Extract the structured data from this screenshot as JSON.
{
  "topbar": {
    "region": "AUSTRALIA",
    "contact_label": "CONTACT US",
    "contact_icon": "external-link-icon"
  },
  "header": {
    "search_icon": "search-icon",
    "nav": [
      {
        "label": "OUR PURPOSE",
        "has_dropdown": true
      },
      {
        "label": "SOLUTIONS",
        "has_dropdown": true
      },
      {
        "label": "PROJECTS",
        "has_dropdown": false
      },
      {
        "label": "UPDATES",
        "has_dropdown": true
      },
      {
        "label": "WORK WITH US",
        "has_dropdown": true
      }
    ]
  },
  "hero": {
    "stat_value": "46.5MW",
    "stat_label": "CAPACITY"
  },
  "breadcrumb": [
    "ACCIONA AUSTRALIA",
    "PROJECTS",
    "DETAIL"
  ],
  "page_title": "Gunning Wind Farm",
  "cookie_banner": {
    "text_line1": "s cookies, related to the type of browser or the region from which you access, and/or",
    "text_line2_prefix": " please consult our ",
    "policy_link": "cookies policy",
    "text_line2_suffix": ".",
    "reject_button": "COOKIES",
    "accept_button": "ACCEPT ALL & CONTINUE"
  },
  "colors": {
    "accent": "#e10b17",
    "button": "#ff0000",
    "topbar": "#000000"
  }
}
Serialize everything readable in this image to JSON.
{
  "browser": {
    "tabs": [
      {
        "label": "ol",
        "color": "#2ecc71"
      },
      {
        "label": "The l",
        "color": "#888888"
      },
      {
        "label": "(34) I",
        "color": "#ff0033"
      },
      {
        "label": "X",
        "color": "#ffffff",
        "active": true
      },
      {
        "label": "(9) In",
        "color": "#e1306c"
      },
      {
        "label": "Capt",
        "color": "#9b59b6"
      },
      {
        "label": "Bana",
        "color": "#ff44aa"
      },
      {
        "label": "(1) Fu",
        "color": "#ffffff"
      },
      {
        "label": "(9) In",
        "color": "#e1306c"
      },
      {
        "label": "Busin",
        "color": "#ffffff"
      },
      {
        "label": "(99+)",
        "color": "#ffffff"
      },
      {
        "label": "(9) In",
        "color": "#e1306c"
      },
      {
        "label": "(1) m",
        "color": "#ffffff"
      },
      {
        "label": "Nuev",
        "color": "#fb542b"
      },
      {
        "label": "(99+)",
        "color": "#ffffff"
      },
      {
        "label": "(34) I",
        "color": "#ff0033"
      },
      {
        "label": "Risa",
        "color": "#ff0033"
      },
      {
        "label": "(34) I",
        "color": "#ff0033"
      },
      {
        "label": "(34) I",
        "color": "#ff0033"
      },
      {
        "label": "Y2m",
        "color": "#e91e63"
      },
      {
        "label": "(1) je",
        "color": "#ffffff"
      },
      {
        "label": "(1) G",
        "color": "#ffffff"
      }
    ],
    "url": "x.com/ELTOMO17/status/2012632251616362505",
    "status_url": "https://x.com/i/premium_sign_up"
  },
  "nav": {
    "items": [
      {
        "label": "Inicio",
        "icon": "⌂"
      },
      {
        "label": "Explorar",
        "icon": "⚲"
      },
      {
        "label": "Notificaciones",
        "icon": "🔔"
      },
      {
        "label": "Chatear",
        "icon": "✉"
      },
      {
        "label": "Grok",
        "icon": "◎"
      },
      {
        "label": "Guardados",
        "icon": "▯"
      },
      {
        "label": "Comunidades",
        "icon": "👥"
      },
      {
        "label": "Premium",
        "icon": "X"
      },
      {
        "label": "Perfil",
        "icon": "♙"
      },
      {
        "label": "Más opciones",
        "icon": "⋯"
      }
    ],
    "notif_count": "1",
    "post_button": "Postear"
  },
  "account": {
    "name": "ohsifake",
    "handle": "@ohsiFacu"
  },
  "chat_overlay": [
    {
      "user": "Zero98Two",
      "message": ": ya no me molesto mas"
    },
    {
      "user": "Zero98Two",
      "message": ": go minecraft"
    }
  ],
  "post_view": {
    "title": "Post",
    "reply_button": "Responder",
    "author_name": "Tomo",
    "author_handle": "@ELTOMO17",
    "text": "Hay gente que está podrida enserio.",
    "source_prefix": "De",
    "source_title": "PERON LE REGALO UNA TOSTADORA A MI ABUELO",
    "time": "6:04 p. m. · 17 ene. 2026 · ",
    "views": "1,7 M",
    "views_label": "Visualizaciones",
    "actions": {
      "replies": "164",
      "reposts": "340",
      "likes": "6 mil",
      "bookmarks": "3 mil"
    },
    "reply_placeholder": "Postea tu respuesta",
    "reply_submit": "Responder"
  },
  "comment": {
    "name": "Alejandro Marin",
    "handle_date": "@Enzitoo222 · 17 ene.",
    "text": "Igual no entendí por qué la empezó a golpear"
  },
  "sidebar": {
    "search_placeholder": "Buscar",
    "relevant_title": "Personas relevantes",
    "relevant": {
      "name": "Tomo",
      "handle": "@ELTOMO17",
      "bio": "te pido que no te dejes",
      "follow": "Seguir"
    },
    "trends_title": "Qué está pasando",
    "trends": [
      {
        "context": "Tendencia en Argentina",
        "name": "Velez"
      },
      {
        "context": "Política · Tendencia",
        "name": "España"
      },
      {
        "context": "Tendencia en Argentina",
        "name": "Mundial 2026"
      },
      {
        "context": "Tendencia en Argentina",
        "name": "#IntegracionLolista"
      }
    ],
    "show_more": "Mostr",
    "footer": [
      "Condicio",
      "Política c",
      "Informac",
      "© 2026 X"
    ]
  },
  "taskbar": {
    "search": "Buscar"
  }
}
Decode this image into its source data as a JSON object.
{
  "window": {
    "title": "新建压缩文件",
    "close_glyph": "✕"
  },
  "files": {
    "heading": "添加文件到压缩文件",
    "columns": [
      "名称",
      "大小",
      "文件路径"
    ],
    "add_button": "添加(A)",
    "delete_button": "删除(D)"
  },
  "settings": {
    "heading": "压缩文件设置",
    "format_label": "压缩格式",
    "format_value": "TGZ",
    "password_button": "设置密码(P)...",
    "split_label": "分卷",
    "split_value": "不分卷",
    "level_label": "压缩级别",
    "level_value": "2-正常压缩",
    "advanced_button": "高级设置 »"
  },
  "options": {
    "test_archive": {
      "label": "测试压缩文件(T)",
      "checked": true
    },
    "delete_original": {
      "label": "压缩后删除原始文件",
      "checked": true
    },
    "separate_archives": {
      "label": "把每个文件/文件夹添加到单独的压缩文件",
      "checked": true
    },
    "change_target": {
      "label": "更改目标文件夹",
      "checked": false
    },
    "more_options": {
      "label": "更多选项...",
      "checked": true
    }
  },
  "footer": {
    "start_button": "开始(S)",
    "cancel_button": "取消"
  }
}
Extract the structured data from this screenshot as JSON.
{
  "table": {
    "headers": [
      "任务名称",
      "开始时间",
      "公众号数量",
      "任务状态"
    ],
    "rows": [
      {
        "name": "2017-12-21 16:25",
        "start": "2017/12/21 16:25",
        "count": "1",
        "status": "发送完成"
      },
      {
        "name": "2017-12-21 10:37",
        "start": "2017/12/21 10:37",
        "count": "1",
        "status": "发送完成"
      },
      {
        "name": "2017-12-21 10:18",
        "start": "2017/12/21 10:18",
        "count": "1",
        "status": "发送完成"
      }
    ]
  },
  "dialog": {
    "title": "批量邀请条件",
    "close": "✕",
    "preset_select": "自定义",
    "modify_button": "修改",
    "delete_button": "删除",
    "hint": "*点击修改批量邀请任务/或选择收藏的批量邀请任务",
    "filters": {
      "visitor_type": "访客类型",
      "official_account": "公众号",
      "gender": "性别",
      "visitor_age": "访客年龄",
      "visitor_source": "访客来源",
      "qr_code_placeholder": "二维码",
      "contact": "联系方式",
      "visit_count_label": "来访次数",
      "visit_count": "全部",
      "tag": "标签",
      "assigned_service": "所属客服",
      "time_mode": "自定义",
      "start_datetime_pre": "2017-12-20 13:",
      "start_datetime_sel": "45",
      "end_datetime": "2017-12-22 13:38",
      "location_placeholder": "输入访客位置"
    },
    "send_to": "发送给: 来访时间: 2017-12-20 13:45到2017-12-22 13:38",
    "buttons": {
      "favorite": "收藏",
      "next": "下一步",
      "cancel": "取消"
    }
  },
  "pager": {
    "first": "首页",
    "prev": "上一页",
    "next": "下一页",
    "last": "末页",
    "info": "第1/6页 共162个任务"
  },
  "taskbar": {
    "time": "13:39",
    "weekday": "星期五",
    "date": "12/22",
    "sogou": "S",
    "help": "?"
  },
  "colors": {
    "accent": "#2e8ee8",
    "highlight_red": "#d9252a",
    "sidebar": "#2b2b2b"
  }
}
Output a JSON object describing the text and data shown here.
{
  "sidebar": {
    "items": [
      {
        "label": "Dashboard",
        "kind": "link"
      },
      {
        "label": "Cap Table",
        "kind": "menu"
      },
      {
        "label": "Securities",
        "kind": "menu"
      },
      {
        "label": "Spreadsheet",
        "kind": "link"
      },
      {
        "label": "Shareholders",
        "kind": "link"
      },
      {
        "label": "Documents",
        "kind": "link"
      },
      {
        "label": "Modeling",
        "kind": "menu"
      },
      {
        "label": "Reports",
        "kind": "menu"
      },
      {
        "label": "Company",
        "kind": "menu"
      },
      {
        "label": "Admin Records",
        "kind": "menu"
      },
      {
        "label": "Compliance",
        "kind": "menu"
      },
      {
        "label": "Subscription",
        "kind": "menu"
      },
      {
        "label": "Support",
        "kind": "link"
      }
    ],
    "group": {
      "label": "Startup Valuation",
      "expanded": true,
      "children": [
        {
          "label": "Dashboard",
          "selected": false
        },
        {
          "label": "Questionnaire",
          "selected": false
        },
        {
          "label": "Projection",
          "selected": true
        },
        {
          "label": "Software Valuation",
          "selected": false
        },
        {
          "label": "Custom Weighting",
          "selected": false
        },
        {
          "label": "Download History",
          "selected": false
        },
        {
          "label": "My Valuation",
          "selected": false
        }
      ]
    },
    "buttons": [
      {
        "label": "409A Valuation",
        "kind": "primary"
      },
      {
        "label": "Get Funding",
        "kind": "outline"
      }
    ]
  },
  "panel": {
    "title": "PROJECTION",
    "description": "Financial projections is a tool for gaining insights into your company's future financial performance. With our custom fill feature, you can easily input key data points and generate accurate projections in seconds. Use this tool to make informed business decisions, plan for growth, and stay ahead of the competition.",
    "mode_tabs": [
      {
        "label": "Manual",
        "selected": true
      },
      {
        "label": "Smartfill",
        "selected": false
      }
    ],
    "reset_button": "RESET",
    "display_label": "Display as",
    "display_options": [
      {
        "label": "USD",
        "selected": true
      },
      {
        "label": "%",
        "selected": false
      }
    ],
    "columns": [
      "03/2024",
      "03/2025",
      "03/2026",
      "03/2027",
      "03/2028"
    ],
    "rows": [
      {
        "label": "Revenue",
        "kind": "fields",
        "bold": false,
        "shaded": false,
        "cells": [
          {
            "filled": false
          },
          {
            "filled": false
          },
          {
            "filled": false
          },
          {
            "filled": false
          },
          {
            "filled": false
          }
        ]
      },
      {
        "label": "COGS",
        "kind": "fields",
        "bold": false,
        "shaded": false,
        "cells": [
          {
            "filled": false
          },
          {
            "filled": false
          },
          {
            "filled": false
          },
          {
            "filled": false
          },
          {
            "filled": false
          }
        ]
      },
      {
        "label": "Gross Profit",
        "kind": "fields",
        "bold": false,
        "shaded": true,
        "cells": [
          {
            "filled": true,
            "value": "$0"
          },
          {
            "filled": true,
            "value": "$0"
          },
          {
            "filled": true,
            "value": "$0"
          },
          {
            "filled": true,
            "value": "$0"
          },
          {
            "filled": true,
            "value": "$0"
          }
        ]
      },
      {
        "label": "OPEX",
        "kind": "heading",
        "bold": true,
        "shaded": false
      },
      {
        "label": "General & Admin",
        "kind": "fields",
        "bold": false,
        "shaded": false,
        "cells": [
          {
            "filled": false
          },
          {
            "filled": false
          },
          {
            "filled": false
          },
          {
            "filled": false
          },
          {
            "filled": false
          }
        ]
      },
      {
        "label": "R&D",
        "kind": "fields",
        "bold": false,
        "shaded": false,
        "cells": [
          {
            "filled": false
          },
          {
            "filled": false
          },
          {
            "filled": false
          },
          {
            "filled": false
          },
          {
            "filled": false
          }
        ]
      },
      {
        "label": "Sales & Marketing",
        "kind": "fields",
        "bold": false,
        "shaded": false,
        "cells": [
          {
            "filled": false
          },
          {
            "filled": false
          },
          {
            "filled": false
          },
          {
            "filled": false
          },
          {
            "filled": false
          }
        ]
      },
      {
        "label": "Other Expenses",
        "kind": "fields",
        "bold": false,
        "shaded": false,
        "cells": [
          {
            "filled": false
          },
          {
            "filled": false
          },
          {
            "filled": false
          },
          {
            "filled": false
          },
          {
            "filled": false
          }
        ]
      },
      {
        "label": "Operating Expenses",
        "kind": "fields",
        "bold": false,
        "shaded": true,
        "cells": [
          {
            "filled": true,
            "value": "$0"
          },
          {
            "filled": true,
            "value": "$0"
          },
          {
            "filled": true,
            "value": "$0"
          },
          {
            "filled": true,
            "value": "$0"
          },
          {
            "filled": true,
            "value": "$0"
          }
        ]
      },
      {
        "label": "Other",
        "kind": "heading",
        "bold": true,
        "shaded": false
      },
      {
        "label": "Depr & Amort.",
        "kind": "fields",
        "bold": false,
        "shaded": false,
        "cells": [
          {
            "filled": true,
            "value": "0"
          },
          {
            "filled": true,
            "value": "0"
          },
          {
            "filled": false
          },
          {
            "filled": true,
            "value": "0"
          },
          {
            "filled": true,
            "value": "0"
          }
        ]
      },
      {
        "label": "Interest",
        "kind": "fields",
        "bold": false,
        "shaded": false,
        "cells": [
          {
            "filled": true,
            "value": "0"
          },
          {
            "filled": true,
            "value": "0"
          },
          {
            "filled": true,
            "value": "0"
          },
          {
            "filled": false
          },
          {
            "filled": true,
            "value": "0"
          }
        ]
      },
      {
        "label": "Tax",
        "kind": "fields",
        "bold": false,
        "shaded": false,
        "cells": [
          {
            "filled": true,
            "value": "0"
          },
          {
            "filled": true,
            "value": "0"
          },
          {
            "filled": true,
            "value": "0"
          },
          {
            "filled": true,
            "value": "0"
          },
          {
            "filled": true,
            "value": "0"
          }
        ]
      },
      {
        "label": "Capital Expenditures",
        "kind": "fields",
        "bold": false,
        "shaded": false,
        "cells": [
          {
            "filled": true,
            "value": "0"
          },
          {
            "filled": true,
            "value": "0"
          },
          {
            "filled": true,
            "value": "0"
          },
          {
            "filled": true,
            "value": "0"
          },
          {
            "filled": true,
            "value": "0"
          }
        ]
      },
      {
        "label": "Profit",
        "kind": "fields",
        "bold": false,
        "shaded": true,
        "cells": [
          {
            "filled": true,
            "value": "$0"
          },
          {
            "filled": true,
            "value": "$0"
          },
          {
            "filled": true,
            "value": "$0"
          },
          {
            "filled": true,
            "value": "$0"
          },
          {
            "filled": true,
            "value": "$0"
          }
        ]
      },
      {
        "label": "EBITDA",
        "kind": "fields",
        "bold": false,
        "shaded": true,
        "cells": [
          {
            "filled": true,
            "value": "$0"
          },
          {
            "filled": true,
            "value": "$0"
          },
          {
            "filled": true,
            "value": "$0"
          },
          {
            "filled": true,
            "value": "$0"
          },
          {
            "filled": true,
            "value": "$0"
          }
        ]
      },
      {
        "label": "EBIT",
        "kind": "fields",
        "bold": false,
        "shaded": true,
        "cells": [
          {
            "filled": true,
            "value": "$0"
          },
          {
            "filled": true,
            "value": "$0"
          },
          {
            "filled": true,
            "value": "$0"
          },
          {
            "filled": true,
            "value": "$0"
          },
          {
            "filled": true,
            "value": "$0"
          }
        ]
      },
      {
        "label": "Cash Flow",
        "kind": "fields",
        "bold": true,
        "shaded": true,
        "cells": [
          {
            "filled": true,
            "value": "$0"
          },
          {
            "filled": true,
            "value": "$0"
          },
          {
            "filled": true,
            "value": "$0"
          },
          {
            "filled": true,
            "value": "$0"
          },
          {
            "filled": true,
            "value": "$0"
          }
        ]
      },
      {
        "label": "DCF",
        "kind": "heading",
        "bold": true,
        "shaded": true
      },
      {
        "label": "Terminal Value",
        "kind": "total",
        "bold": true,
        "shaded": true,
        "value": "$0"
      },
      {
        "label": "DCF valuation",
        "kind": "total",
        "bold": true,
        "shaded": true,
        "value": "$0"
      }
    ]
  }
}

* **Do this**
Go through the preceding material and copy each line that has the word "data".

* **Solution to this exercise**
Extract the structured data from this screenshot as JSON.
Decode this image into its source data as a JSON object.
Extract the structured data from this screenshot as JSON.
Output a JSON object describing the text and data shown here.
    "description": "Financial projections is a tool for gaining insights into your company's future financial performance. With our custom fill feature, you can easily input key data points and generate accurate projections in seconds. Use this tool to make informed business decisions, plan for growth, and stay ahead of the competition.",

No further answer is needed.